TASK OBJECTIVE: Say how many lines hold the string "highlight", and nothing more.

[Records]

■ ■ ■ ■

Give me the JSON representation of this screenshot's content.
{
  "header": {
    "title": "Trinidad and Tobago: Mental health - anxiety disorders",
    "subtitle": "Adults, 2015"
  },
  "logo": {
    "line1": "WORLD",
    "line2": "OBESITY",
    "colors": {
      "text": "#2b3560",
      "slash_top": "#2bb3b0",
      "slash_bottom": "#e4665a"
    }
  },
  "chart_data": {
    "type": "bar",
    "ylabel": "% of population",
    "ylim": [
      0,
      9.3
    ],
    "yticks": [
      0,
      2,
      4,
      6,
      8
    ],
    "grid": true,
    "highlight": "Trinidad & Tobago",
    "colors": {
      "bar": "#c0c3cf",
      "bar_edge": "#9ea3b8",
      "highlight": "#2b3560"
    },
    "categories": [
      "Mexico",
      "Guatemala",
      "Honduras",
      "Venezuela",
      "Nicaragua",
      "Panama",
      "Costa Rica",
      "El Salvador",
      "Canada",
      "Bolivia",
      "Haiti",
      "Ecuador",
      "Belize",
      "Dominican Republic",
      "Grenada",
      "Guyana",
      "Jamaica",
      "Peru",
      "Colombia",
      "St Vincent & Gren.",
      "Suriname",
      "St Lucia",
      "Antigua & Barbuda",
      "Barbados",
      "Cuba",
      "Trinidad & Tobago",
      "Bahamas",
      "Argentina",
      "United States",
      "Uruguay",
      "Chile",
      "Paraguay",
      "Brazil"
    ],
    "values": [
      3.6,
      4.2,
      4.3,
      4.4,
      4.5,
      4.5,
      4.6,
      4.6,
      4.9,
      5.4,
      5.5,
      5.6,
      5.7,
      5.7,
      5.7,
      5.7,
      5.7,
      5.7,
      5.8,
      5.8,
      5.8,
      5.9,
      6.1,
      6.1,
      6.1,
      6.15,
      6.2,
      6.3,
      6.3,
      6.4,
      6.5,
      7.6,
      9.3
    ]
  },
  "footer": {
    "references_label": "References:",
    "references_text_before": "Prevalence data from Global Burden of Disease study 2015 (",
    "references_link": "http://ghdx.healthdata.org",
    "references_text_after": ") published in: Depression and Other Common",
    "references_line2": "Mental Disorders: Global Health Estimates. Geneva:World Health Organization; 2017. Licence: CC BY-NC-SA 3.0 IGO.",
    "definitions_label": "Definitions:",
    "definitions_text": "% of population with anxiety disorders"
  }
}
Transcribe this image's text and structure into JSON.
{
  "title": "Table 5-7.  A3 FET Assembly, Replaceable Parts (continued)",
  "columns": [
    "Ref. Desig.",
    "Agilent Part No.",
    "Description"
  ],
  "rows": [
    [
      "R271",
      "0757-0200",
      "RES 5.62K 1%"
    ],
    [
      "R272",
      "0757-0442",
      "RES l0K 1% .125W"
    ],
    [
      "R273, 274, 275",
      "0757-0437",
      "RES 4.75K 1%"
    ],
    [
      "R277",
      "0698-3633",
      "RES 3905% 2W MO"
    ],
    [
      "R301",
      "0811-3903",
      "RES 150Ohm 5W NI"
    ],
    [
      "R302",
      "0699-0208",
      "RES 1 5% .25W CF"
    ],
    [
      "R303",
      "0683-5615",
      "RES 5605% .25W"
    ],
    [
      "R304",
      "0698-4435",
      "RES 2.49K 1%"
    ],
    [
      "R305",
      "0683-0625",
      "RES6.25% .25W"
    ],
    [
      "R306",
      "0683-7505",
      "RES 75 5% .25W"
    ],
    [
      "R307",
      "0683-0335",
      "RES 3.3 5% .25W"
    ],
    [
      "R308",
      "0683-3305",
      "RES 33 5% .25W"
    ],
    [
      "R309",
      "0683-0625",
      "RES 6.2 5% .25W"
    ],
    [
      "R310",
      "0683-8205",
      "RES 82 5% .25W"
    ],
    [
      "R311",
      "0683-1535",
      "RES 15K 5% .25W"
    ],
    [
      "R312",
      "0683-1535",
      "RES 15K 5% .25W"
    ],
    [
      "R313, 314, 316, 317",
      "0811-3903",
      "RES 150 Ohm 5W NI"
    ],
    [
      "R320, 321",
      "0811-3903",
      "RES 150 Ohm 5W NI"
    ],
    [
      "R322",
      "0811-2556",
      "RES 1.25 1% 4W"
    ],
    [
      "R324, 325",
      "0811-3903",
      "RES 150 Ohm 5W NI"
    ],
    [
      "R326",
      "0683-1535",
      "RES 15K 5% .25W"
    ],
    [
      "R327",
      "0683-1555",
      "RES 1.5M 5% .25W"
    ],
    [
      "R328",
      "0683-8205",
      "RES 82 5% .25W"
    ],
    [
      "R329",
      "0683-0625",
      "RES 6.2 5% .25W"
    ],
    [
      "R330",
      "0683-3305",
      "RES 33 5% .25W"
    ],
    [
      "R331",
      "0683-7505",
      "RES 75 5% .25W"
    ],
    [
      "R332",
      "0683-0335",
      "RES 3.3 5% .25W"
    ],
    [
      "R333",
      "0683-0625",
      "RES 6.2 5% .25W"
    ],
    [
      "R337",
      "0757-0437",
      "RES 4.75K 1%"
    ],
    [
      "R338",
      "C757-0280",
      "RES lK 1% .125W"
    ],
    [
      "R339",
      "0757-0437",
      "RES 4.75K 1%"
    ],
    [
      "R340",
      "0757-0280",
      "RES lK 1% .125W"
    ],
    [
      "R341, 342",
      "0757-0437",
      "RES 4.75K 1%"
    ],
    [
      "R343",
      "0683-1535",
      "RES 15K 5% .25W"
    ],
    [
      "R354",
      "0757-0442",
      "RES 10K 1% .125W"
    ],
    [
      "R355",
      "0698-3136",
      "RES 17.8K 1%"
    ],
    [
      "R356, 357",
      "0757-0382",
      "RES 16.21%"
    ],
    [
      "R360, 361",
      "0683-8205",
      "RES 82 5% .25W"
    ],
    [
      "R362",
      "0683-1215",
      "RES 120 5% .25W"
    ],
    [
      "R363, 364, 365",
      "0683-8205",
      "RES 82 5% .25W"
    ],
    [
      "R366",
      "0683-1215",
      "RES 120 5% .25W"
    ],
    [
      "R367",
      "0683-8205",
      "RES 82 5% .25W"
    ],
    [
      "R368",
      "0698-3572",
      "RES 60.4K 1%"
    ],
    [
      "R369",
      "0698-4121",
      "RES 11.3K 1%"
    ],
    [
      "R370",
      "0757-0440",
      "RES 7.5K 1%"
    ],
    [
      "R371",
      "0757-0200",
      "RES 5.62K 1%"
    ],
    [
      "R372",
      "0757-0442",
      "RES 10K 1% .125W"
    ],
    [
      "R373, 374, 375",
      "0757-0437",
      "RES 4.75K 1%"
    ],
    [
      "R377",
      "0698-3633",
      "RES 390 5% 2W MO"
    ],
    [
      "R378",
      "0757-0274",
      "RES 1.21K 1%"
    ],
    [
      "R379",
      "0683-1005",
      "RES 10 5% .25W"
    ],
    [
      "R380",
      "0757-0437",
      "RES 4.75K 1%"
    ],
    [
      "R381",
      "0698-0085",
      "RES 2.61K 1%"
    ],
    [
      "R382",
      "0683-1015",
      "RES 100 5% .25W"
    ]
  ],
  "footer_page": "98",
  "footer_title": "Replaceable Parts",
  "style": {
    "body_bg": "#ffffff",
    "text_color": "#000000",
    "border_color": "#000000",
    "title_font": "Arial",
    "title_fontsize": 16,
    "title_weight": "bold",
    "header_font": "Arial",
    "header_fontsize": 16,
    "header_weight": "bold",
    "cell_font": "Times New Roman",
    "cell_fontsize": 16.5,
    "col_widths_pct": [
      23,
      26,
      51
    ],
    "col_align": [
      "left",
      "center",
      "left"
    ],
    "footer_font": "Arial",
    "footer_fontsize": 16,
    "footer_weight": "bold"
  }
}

■ ■ ■ ■

EXPECTED OUTPUT: 2